Copy out, from the entries below, each line holding the string "会议签到".

══════════════════════════════

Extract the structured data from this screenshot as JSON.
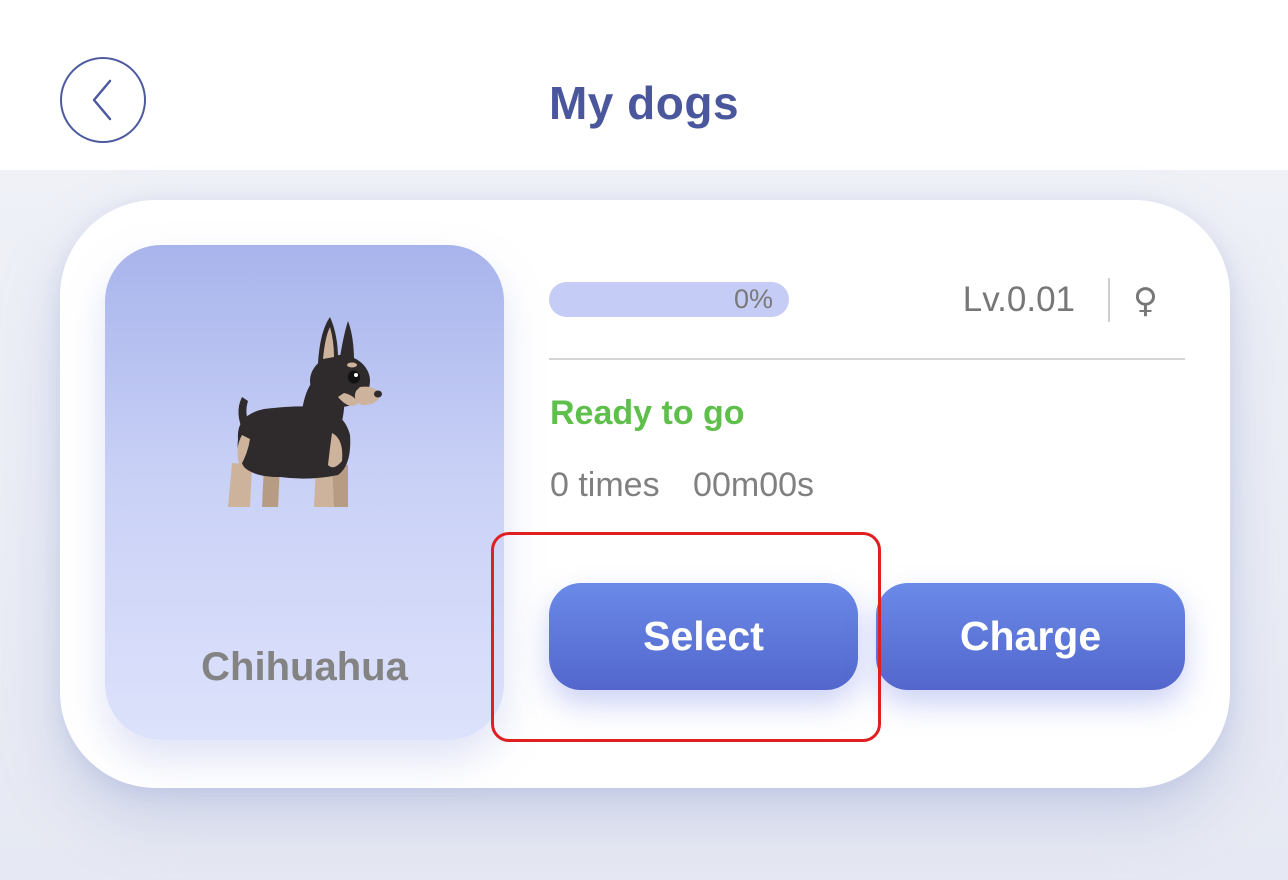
{
  "header": {
    "title": "My dogs",
    "back_icon": "chevron-left-icon"
  },
  "dog": {
    "breed": "Chihuahua",
    "progress": {
      "label": "0%",
      "value": 0
    },
    "level": "Lv.0.01",
    "gender_symbol": "♀",
    "status": "Ready to go",
    "times": "0 times",
    "duration": "00m00s"
  },
  "actions": {
    "select_label": "Select",
    "charge_label": "Charge"
  },
  "colors": {
    "title": "#4a579c",
    "status_ready": "#5ebf4a",
    "button": "#5a74d6",
    "highlight": "#e02020"
  }
}
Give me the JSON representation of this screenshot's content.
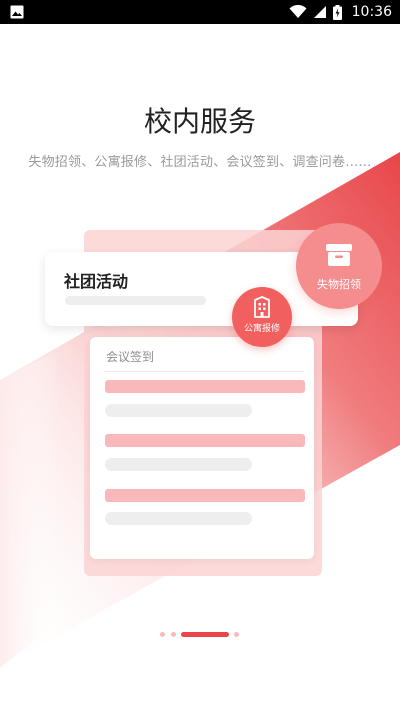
{
  "status_bar": {
    "time": "10:36",
    "icons": [
      "image-icon",
      "wifi-icon",
      "signal-icon",
      "battery-charging-icon"
    ]
  },
  "page": {
    "title": "校内服务",
    "subtitle": "失物招领、公寓报修、社团活动、会议签到、调查问卷……"
  },
  "illustration": {
    "club_card_title": "社团活动",
    "sign_card_title": "会议签到",
    "lost_found_label": "失物招领",
    "apartment_repair_label": "公寓报修",
    "lost_found_icon": "archive-box-icon",
    "apartment_icon": "building-icon"
  },
  "pager": {
    "page_count": 4,
    "active_index": 2
  },
  "colors": {
    "accent": "#e8464a",
    "accent_light": "#f58c8d",
    "panel_pink": "#fcd3d4",
    "bar_pink": "#f9b8ba"
  }
}
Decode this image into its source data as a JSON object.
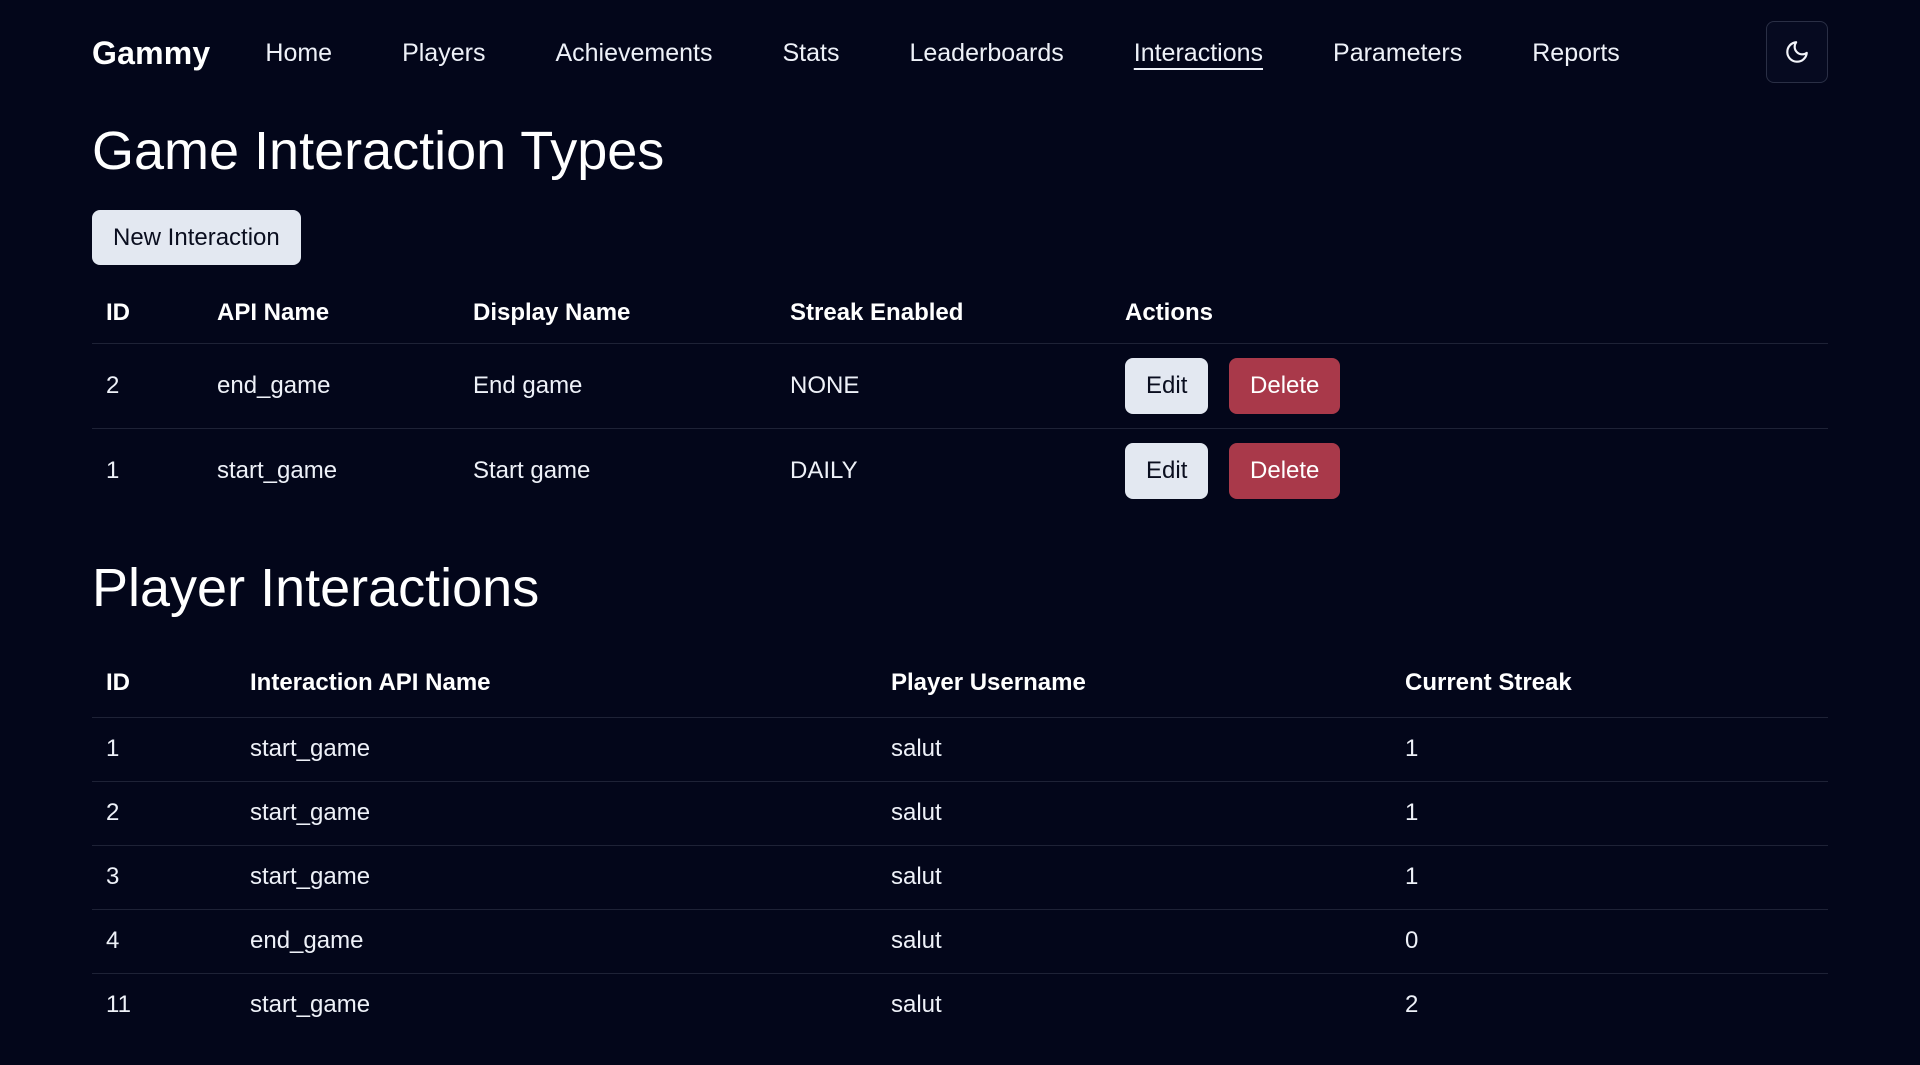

══════════════════════════════

RESPONSE>
    "subtitle": "失物招领、公寓报修、社团活动、会议签到、调查问卷……"
    "sign_card_title": "会议签到",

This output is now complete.